§ What the task requires
Can you reproduce the lines from the one containing "document-icon: [12, 39, 32, 59]" up to and including the one containing "delete-record-icon: [392, 75, 412, 95]", character for character?

§ Records to process
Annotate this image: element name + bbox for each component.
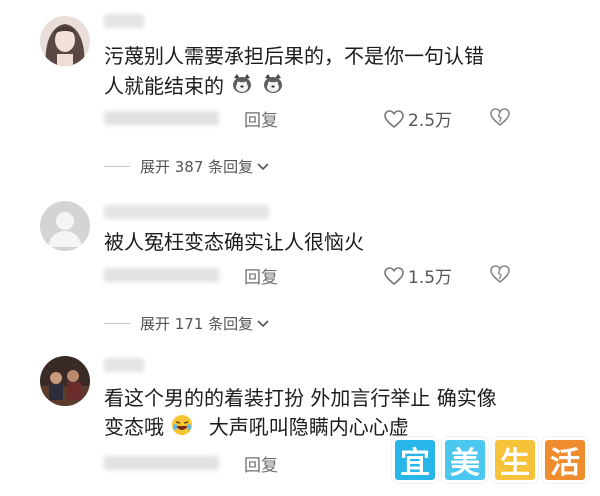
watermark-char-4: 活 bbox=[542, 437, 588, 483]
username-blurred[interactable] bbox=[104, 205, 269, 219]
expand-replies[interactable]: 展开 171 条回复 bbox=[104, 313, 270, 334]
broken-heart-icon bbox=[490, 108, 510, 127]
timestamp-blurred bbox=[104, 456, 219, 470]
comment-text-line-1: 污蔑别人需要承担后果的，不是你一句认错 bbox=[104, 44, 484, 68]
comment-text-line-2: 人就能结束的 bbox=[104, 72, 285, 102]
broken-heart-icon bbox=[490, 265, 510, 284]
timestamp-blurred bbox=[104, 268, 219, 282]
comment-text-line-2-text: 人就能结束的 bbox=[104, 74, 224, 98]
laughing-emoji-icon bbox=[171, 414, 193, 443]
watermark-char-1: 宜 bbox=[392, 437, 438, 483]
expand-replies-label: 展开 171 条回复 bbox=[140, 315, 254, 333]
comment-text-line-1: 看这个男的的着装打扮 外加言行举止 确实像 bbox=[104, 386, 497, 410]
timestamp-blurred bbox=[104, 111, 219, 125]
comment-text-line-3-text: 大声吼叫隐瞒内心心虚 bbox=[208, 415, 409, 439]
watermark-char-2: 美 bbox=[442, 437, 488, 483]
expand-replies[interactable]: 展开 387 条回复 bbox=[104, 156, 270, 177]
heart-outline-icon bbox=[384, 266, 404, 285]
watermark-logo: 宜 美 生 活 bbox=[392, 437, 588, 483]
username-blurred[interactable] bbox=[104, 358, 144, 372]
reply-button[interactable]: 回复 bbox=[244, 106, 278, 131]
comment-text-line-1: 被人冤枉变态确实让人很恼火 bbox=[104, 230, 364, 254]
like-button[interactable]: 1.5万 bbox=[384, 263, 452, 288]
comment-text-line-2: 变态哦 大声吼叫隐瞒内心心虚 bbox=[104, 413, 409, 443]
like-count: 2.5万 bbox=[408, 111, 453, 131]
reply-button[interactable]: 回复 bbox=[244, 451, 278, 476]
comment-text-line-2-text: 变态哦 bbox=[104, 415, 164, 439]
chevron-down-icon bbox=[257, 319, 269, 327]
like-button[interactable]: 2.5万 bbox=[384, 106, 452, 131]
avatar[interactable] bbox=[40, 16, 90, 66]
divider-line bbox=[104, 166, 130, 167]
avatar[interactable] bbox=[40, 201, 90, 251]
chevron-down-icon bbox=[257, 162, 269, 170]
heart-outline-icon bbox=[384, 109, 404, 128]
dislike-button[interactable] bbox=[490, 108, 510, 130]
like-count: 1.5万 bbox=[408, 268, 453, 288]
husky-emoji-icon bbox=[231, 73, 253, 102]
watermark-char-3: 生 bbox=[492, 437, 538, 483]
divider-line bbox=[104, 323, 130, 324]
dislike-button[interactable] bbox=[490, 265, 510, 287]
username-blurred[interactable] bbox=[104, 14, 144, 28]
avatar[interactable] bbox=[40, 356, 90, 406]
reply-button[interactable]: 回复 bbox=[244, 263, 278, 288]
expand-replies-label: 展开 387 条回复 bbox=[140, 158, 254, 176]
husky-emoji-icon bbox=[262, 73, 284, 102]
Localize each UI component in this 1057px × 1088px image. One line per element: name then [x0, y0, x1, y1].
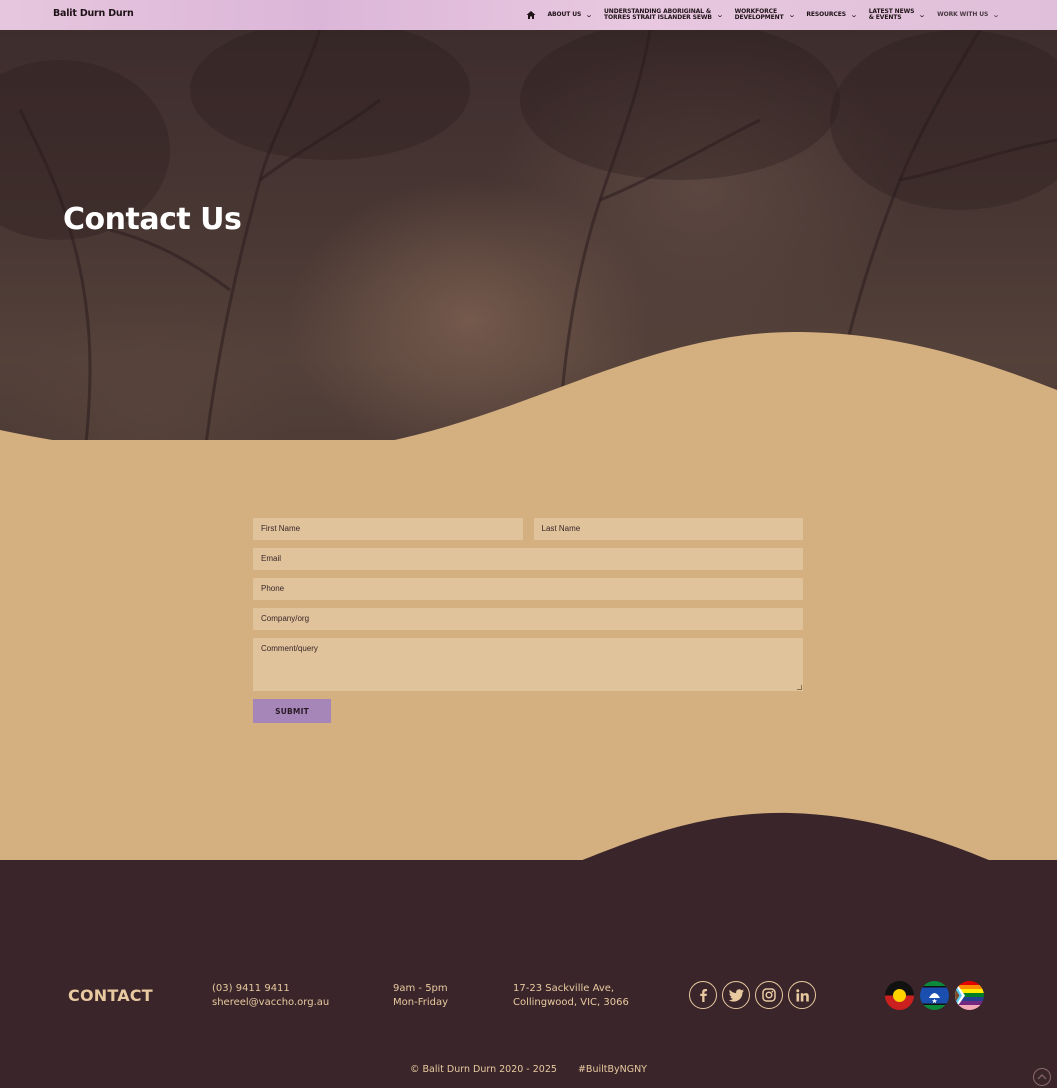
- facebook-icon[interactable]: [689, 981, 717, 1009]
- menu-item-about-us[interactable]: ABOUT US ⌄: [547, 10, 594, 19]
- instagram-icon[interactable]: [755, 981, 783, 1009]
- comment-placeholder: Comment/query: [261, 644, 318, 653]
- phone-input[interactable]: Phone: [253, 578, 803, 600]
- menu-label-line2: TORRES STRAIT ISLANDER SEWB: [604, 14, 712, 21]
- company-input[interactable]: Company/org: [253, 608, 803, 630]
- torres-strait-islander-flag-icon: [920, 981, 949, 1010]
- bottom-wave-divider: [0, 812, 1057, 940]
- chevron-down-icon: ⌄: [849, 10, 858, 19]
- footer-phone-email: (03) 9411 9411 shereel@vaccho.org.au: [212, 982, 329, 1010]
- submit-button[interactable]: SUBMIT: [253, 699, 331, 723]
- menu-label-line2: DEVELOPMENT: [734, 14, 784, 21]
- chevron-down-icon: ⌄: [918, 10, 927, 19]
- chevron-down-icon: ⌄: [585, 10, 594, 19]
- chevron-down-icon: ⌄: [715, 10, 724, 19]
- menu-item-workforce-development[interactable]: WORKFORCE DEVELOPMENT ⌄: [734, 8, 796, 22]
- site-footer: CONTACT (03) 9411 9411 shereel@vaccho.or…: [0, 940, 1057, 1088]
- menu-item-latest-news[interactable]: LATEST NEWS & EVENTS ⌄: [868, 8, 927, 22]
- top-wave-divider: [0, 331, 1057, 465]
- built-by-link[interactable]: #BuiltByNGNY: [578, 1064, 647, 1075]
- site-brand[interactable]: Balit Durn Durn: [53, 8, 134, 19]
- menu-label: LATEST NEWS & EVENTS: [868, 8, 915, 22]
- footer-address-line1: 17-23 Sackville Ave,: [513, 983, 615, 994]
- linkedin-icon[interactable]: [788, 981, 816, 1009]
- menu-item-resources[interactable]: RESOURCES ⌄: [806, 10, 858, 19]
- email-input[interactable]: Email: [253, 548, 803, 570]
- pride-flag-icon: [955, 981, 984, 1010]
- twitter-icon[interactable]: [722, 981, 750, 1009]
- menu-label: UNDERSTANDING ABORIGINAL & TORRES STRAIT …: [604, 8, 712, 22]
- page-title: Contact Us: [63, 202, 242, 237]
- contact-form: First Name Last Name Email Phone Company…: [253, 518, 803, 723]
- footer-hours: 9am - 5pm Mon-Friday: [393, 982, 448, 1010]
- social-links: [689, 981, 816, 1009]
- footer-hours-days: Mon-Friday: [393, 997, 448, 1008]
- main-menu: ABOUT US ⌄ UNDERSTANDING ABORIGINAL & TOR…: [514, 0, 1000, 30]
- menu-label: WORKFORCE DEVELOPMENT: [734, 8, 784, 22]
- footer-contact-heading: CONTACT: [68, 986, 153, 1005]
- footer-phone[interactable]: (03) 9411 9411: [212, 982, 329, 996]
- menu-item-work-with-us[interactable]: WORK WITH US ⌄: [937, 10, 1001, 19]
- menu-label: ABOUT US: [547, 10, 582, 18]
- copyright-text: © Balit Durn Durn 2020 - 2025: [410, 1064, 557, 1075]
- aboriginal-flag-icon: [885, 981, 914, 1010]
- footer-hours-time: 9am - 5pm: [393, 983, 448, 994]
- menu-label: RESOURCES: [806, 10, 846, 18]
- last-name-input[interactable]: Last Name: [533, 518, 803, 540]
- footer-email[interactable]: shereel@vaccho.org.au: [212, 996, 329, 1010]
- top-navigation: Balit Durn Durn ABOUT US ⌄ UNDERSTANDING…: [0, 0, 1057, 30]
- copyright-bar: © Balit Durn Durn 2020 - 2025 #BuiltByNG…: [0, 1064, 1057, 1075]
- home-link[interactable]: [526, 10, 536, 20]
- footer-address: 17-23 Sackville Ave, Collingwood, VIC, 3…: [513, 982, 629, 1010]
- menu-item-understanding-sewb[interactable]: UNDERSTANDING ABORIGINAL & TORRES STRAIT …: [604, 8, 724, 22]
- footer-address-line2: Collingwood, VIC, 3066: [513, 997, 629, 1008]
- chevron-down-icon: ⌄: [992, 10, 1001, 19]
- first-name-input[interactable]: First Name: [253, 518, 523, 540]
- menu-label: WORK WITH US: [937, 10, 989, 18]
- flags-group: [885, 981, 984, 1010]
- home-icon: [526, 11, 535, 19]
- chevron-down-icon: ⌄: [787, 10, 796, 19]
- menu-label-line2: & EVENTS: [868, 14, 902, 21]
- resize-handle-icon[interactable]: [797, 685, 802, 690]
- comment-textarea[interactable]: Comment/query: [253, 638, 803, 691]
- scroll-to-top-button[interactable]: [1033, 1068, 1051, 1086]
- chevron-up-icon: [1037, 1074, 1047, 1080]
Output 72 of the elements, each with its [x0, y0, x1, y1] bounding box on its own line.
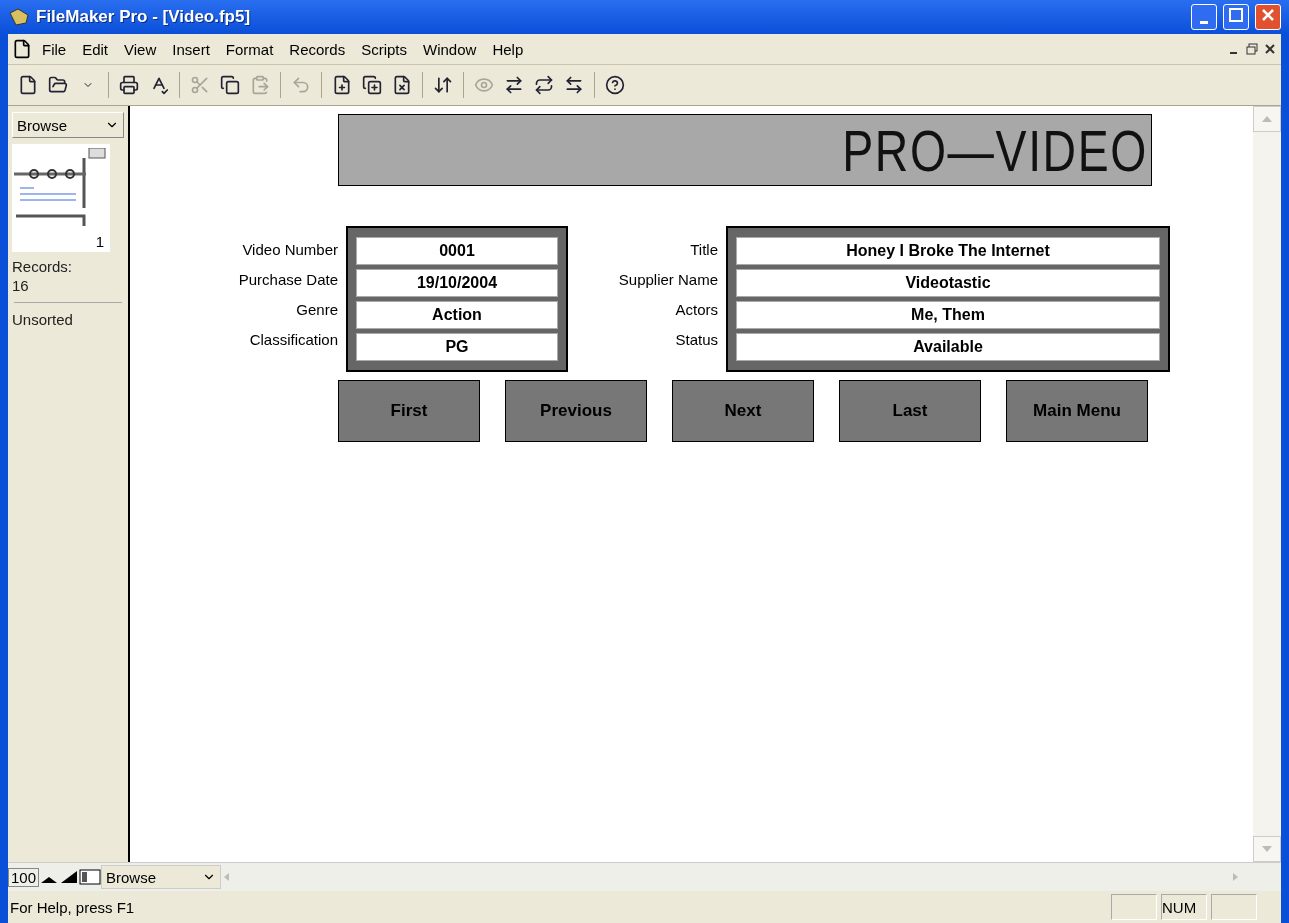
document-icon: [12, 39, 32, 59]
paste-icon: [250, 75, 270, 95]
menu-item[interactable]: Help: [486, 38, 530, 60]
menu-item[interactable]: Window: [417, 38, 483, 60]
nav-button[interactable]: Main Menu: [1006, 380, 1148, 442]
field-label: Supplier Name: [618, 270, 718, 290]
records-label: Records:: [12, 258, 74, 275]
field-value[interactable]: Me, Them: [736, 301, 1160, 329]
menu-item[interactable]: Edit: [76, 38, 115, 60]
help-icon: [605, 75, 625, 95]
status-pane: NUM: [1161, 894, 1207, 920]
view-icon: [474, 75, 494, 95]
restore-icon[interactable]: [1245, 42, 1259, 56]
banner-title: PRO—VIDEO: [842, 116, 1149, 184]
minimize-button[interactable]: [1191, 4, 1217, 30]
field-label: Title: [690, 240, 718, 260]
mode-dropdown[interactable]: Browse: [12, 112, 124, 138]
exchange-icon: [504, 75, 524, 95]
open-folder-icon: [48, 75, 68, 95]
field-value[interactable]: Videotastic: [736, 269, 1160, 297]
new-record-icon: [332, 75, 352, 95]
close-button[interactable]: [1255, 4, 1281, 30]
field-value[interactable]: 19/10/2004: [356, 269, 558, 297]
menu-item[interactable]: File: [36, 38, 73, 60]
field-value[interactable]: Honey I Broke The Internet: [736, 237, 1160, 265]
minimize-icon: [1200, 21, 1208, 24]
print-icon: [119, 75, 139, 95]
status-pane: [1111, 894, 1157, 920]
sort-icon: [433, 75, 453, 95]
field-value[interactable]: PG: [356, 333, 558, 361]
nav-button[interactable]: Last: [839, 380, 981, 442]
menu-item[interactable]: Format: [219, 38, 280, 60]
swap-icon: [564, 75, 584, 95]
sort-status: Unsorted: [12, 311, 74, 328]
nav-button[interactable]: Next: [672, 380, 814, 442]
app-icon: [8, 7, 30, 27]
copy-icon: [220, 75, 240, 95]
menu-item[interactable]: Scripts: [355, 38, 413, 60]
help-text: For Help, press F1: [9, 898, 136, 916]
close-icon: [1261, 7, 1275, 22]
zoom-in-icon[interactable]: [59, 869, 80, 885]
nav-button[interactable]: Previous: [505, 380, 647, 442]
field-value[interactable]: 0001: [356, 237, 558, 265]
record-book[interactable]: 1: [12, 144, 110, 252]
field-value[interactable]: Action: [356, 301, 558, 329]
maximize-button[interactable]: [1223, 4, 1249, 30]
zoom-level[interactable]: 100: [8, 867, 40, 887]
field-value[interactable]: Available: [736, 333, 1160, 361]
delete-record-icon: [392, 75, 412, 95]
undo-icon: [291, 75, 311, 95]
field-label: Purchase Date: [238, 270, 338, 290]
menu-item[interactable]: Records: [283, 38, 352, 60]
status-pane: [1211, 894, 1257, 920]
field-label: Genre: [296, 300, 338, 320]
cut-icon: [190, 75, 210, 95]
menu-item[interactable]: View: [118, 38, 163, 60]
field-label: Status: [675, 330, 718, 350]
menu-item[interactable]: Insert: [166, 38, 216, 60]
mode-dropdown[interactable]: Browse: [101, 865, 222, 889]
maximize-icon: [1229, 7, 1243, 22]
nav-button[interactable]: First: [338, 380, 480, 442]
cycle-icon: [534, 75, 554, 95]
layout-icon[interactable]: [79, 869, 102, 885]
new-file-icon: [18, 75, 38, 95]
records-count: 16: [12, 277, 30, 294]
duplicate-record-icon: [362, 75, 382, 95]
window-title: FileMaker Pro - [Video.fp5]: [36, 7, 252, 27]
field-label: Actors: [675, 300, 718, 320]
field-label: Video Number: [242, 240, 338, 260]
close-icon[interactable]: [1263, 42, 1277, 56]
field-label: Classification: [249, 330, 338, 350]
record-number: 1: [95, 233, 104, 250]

§ Solution to this problem
document-icon: [12, 39, 32, 59]
paste-icon: [250, 75, 270, 95]
menu-item[interactable]: Help: [486, 38, 530, 60]
menu-item[interactable]: Window: [417, 38, 483, 60]
nav-button[interactable]: Main Menu: [1006, 380, 1148, 442]
field-label: Supplier Name: [618, 270, 718, 290]
records-label: Records:: [12, 258, 74, 275]
field-value[interactable]: Me, Them: [736, 301, 1160, 329]
menu-item[interactable]: Edit: [76, 38, 115, 60]
help-icon: [605, 75, 625, 95]
status-pane: NUM: [1161, 894, 1207, 920]
view-icon: [474, 75, 494, 95]
restore-icon[interactable]: [1245, 42, 1259, 56]
banner-title: PRO—VIDEO: [842, 116, 1149, 184]
minimize-button[interactable]: [1191, 4, 1217, 30]
field-label: Title: [690, 240, 718, 260]
mode-dropdown[interactable]: Browse: [12, 112, 124, 138]
exchange-icon: [504, 75, 524, 95]
open-folder-icon: [48, 75, 68, 95]
field-value[interactable]: Videotastic: [736, 269, 1160, 297]
new-record-icon: [332, 75, 352, 95]
close-button[interactable]: [1255, 4, 1281, 30]
field-value[interactable]: 19/10/2004: [356, 269, 558, 297]
menu-item[interactable]: File: [36, 38, 73, 60]
field-value[interactable]: Honey I Broke The Internet: [736, 237, 1160, 265]
minimize-icon: [1200, 21, 1208, 24]
print-icon: [119, 75, 139, 95]
status-pane: [1111, 894, 1157, 920]
sort-icon: [433, 75, 453, 95]
field-value[interactable]: PG: [356, 333, 558, 361]
nav-button[interactable]: Last: [839, 380, 981, 442]
menu-item[interactable]: Format: [219, 38, 280, 60]
swap-icon: [564, 75, 584, 95]
sort-status: Unsorted: [12, 311, 74, 328]
nav-button[interactable]: Next: [672, 380, 814, 442]
app-icon: [8, 7, 30, 27]
copy-icon: [220, 75, 240, 95]
menu-item[interactable]: Scripts: [355, 38, 413, 60]
help-text: For Help, press F1: [9, 898, 136, 916]
close-icon: [1261, 7, 1275, 22]
zoom-in-icon[interactable]: [59, 869, 80, 885]
nav-button[interactable]: Previous: [505, 380, 647, 442]
field-value[interactable]: 0001: [356, 237, 558, 265]
record-book[interactable]: 1: [12, 144, 110, 252]
field-value[interactable]: Action: [356, 301, 558, 329]
maximize-button[interactable]: [1223, 4, 1249, 30]
zoom-level[interactable]: 100: [8, 867, 40, 887]
field-value[interactable]: Available: [736, 333, 1160, 361]
delete-record-icon: [392, 75, 412, 95]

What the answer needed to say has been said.